#### To do
Each line that holds the word "电池电压" is to be identified and copied.

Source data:

---

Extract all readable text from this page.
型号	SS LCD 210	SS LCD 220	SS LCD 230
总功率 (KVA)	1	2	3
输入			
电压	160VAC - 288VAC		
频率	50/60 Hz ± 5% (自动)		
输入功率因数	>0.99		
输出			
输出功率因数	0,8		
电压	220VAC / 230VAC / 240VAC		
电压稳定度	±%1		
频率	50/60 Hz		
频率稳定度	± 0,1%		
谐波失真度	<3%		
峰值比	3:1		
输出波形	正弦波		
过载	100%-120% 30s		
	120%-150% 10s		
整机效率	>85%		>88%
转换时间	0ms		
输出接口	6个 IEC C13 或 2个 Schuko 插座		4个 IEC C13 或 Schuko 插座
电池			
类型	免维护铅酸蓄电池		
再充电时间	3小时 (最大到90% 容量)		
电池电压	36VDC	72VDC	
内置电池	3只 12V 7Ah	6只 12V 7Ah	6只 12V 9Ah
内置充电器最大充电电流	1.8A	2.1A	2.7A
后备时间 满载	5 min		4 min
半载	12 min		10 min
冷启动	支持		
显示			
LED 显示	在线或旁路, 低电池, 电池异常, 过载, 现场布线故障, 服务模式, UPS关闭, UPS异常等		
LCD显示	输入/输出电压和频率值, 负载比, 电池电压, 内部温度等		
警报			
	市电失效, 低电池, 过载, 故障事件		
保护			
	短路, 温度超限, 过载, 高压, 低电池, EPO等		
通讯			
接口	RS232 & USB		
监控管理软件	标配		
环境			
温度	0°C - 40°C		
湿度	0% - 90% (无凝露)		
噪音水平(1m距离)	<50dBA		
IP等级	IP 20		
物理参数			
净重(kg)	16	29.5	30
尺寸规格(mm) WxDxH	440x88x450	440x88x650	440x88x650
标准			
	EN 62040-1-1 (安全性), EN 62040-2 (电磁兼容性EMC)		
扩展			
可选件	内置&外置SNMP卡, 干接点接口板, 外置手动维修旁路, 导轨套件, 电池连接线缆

---

#### Reply to the task
电池电压	36VDC	72VDC	
LCD显示	输入/输出电压和频率值, 负载比, 电池电压, 内部温度等		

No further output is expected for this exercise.